* [Exercise material]:

++++++++++

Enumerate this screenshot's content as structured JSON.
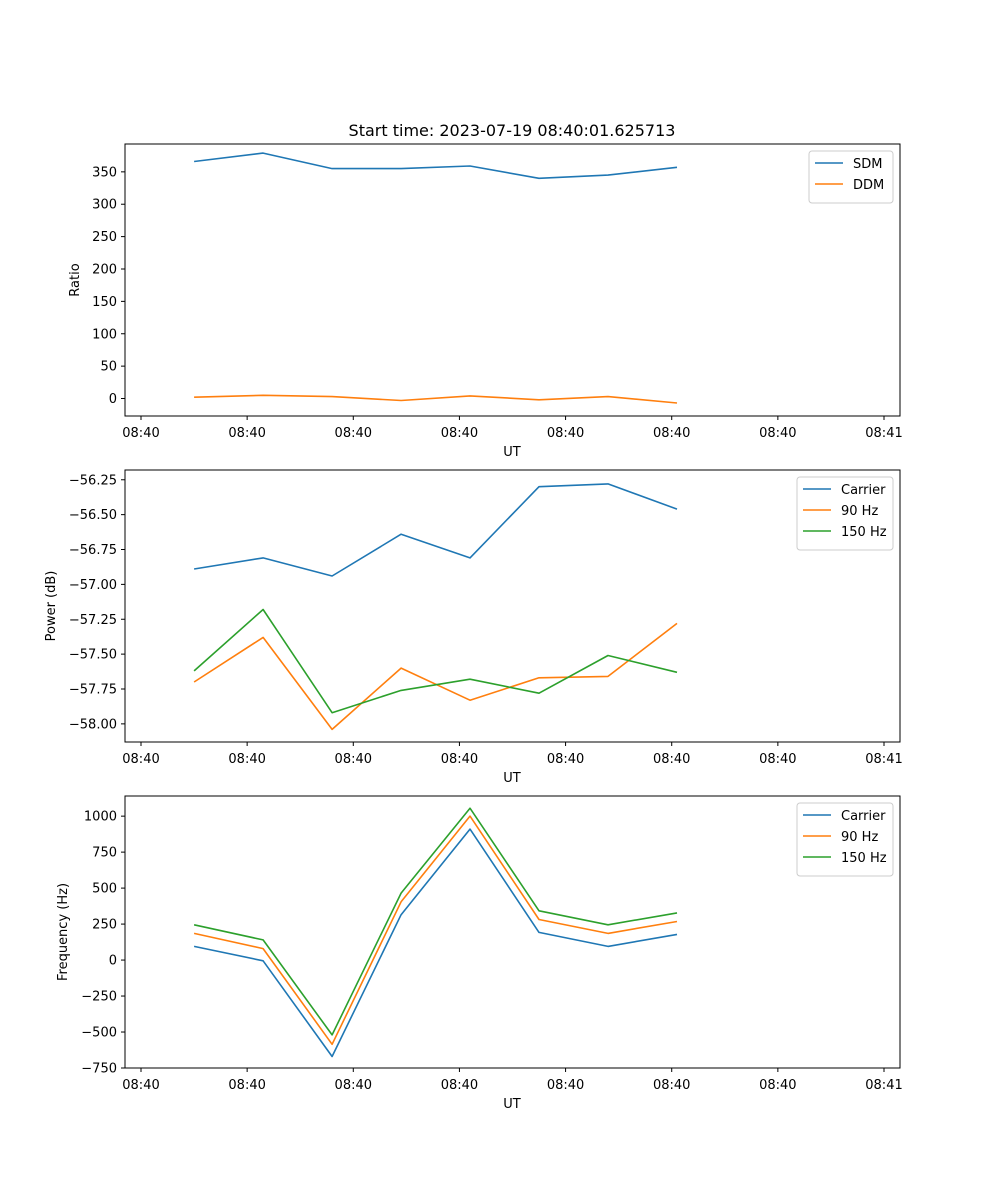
{
  "chart_data": [
    {
      "type": "line",
      "title": "Start time: 2023-07-19 08:40:01.625713",
      "xlabel": "UT",
      "ylabel": "Ratio",
      "x_tick_labels": [
        "08:40",
        "08:40",
        "08:40",
        "08:40",
        "08:40",
        "08:40",
        "08:40",
        "08:41"
      ],
      "xlim": [
        0,
        7
      ],
      "ylim": [
        -27,
        393
      ],
      "yticks": [
        0,
        50,
        100,
        150,
        200,
        250,
        300,
        350
      ],
      "ytick_labels": [
        "0",
        "50",
        "100",
        "150",
        "200",
        "250",
        "300",
        "350"
      ],
      "legend_position": "top-right",
      "x": [
        0.5,
        1.15,
        1.8,
        2.45,
        3.1,
        3.75,
        4.4,
        5.05
      ],
      "series": [
        {
          "name": "SDM",
          "color": "#1f77b4",
          "values": [
            366,
            379,
            355,
            355,
            359,
            340,
            345,
            357
          ]
        },
        {
          "name": "DDM",
          "color": "#ff7f0e",
          "values": [
            2,
            5,
            3,
            -3,
            4,
            -2,
            3,
            -7
          ]
        }
      ]
    },
    {
      "type": "line",
      "title": "",
      "xlabel": "UT",
      "ylabel": "Power (dB)",
      "x_tick_labels": [
        "08:40",
        "08:40",
        "08:40",
        "08:40",
        "08:40",
        "08:40",
        "08:40",
        "08:41"
      ],
      "xlim": [
        0,
        7
      ],
      "ylim": [
        -58.13,
        -56.18
      ],
      "yticks": [
        -58.0,
        -57.75,
        -57.5,
        -57.25,
        -57.0,
        -56.75,
        -56.5,
        -56.25
      ],
      "ytick_labels": [
        "−58.00",
        "−57.75",
        "−57.50",
        "−57.25",
        "−57.00",
        "−56.75",
        "−56.50",
        "−56.25"
      ],
      "legend_position": "top-right",
      "x": [
        0.5,
        1.15,
        1.8,
        2.45,
        3.1,
        3.75,
        4.4,
        5.05
      ],
      "series": [
        {
          "name": "Carrier",
          "color": "#1f77b4",
          "values": [
            -56.89,
            -56.81,
            -56.94,
            -56.64,
            -56.81,
            -56.3,
            -56.28,
            -56.46
          ]
        },
        {
          "name": "90 Hz",
          "color": "#ff7f0e",
          "values": [
            -57.7,
            -57.38,
            -58.04,
            -57.6,
            -57.83,
            -57.67,
            -57.66,
            -57.28
          ]
        },
        {
          "name": "150 Hz",
          "color": "#2ca02c",
          "values": [
            -57.62,
            -57.18,
            -57.92,
            -57.76,
            -57.68,
            -57.78,
            -57.51,
            -57.63
          ]
        }
      ]
    },
    {
      "type": "line",
      "title": "",
      "xlabel": "UT",
      "ylabel": "Frequency (Hz)",
      "x_tick_labels": [
        "08:40",
        "08:40",
        "08:40",
        "08:40",
        "08:40",
        "08:40",
        "08:40",
        "08:41"
      ],
      "xlim": [
        0,
        7
      ],
      "ylim": [
        -750,
        1140
      ],
      "yticks": [
        -750,
        -500,
        -250,
        0,
        250,
        500,
        750,
        1000
      ],
      "ytick_labels": [
        "−750",
        "−500",
        "−250",
        "0",
        "250",
        "500",
        "750",
        "1000"
      ],
      "legend_position": "top-right",
      "x": [
        0.5,
        1.15,
        1.8,
        2.45,
        3.1,
        3.75,
        4.4,
        5.05
      ],
      "series": [
        {
          "name": "Carrier",
          "color": "#1f77b4",
          "values": [
            95,
            -5,
            -670,
            315,
            910,
            192,
            95,
            178
          ]
        },
        {
          "name": "90 Hz",
          "color": "#ff7f0e",
          "values": [
            185,
            80,
            -585,
            405,
            1000,
            282,
            185,
            268
          ]
        },
        {
          "name": "150 Hz",
          "color": "#2ca02c",
          "values": [
            245,
            140,
            -520,
            465,
            1055,
            342,
            245,
            328
          ]
        }
      ]
    }
  ]
}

++++++++++

* [Given request]: Pull out all lines of the data with the string "ylabel".

* [Finished exercise]:
      "ylabel": "Ratio",
      "ylabel": "Power (dB)",
      "ylabel": "Frequency (Hz)",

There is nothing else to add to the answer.